* Written task *
Restate the listing that follows word for word, without its pictures.

* Input records *
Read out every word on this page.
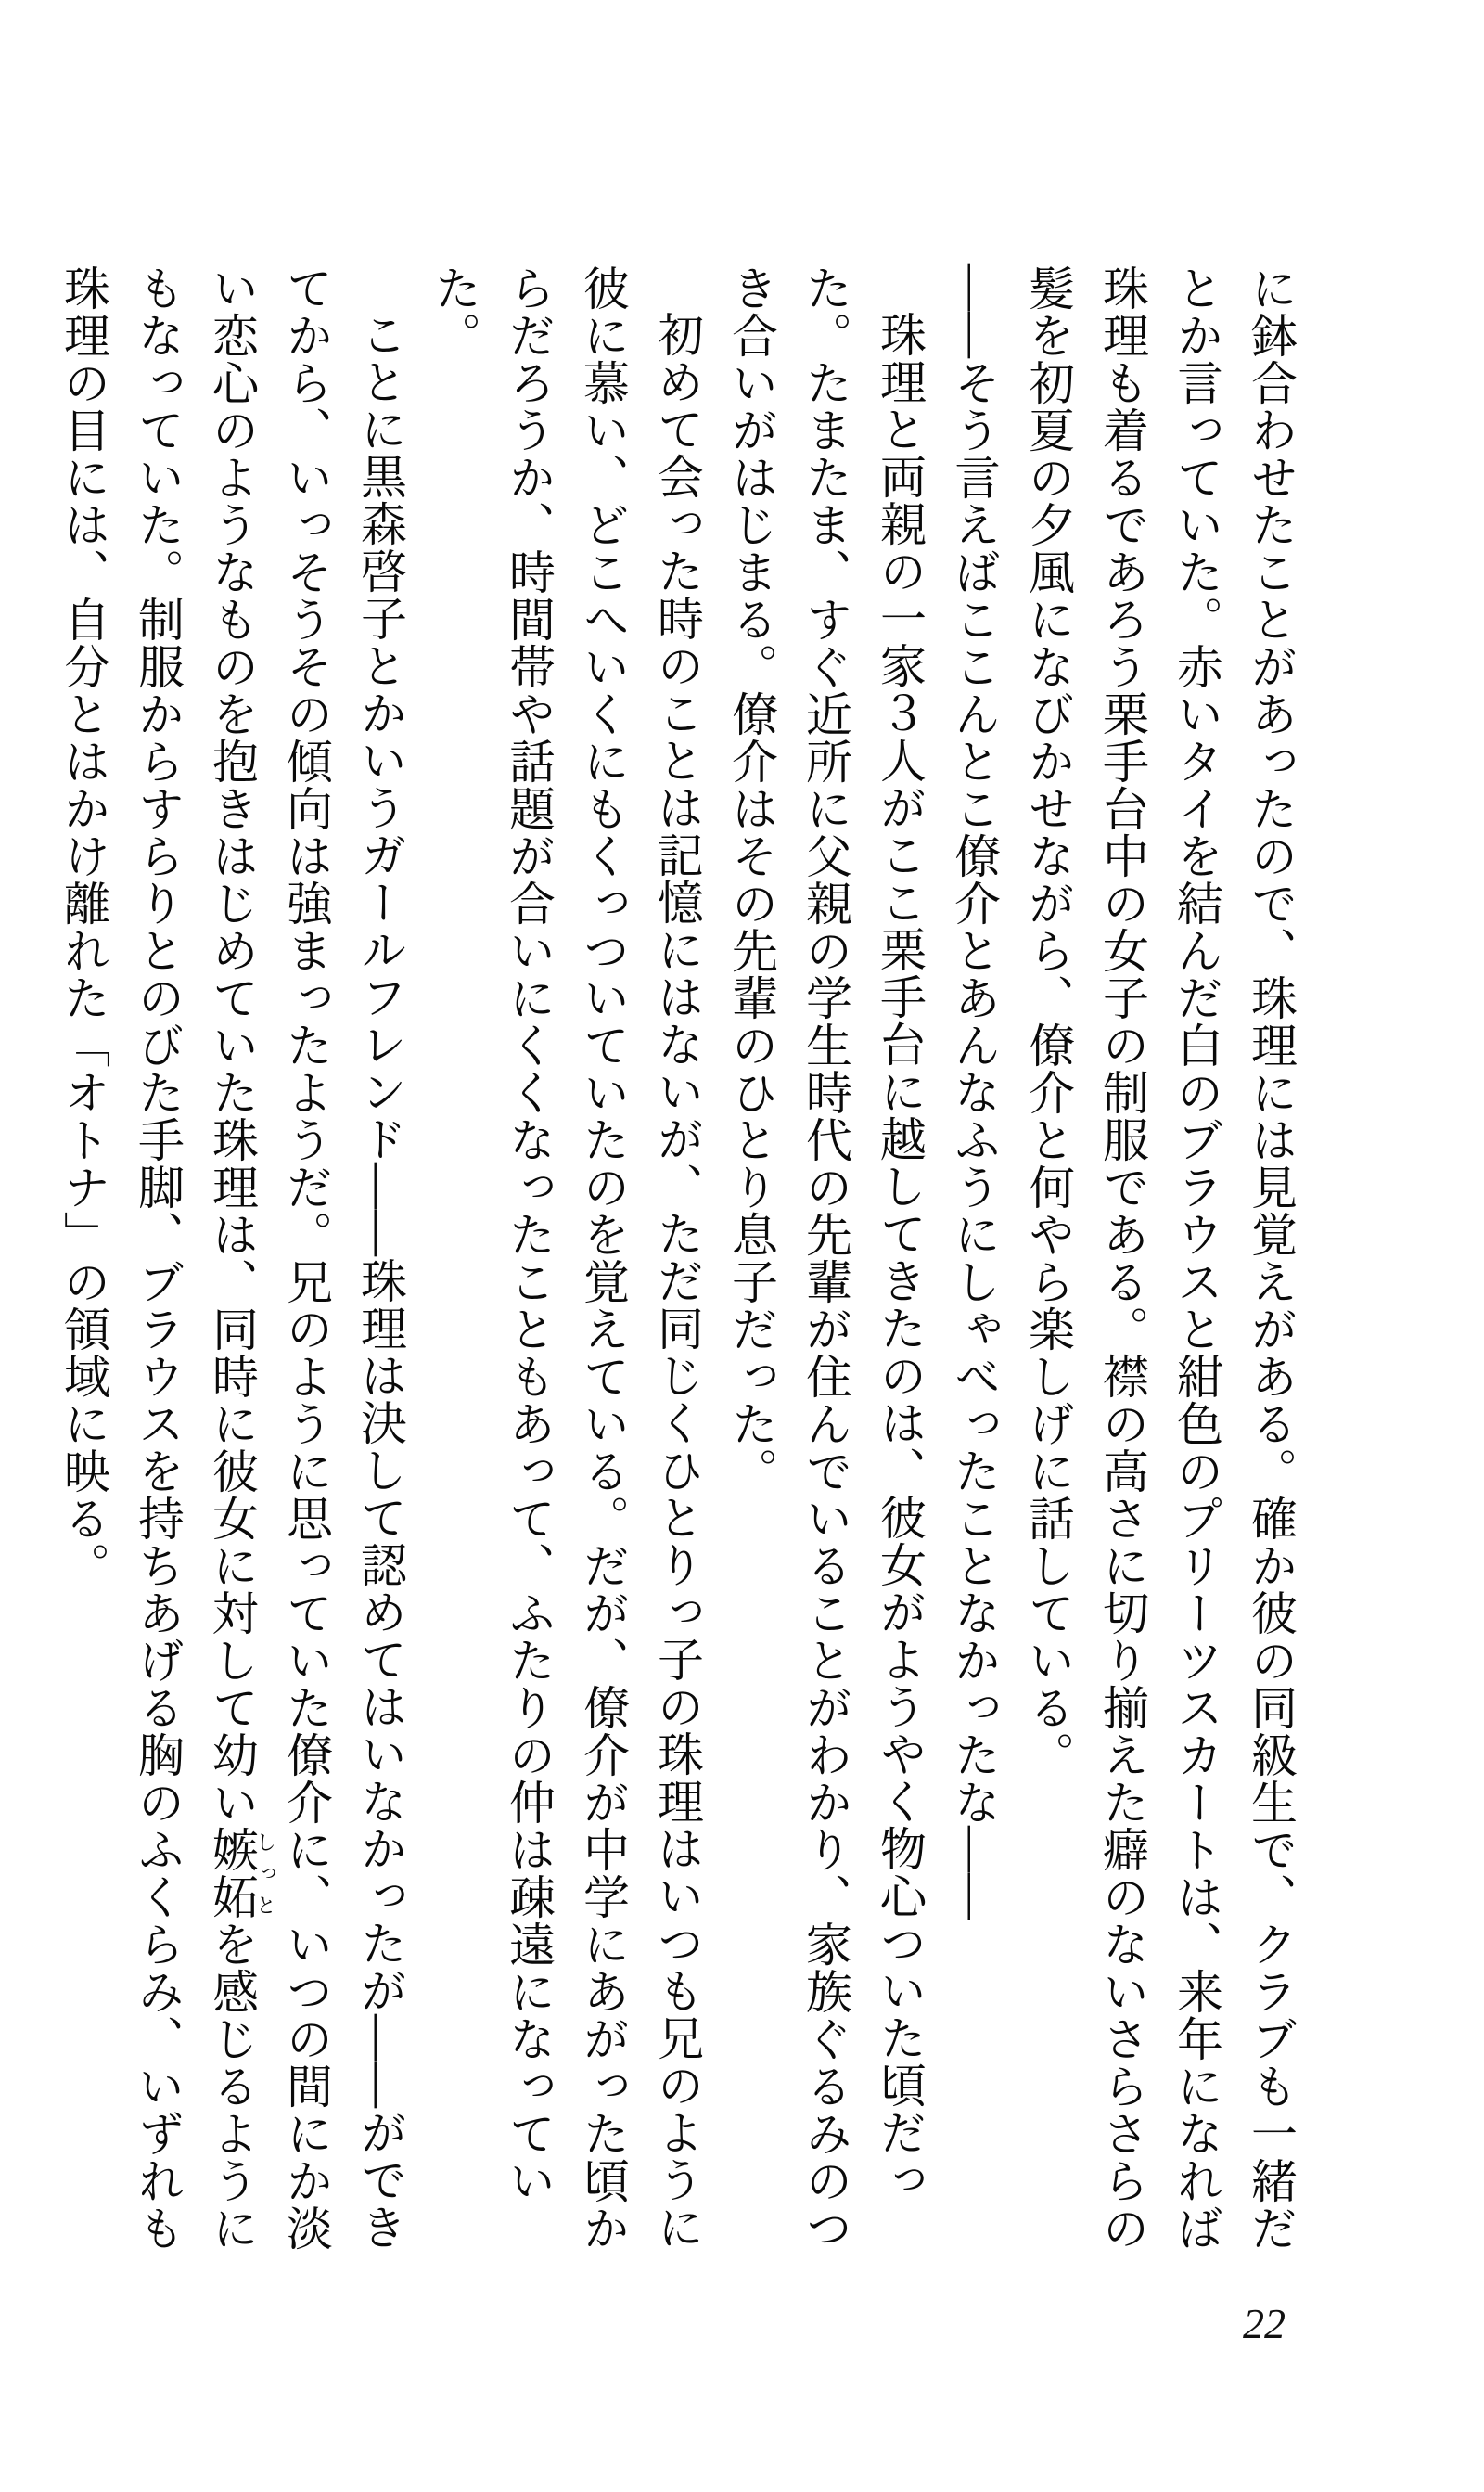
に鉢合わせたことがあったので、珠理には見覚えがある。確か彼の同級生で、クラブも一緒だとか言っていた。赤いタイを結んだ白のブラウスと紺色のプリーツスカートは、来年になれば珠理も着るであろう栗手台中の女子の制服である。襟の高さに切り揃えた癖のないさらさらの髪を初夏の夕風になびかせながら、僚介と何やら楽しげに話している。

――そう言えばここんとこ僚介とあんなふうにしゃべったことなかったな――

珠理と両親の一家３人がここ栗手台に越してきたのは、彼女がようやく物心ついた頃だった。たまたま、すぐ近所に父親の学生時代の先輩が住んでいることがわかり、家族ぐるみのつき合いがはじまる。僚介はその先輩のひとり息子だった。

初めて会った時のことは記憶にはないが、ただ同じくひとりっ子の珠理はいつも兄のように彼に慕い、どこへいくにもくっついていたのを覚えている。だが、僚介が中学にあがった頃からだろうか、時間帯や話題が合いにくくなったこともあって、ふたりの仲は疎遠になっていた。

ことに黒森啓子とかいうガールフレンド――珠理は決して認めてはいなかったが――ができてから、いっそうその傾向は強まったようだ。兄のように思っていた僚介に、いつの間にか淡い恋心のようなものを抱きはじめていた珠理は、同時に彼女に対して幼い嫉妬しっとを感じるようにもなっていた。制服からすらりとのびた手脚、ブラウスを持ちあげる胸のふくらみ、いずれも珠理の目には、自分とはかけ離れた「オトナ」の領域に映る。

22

* The reply *
Read out every word on this page.
に鉢合わせたことがあったので、珠理には見覚えがある。確か彼の同級生で、クラブも一緒だとか言っていた。赤いタイを結んだ白のブラウスと紺色のプリーツスカートは、来年になれば珠理も着るであろう栗手台中の女子の制服である。襟の高さに切り揃えた癖のないさらさらの髪を初夏の夕風になびかせながら、僚介と何やら楽しげに話している。

――そう言えばここんとこ僚介とあんなふうにしゃべったことなかったな――

珠理と両親の一家３人がここ栗手台に越してきたのは、彼女がようやく物心ついた頃だった。たまたま、すぐ近所に父親の学生時代の先輩が住んでいることがわかり、家族ぐるみのつき合いがはじまる。僚介はその先輩のひとり息子だった。

初めて会った時のことは記憶にはないが、ただ同じくひとりっ子の珠理はいつも兄のように彼に慕い、どこへいくにもくっついていたのを覚えている。だが、僚介が中学にあがった頃からだろうか、時間帯や話題が合いにくくなったこともあって、ふたりの仲は疎遠になっていた。

ことに黒森啓子とかいうガールフレンド――珠理は決して認めてはいなかったが――ができてから、いっそうその傾向は強まったようだ。兄のように思っていた僚介に、いつの間にか淡い恋心のようなものを抱きはじめていた珠理は、同時に彼女に対して幼い嫉妬しっとを感じるようにもなっていた。制服からすらりとのびた手脚、ブラウスを持ちあげる胸のふくらみ、いずれも珠理の目には、自分とはかけ離れた「オトナ」の領域に映る。

22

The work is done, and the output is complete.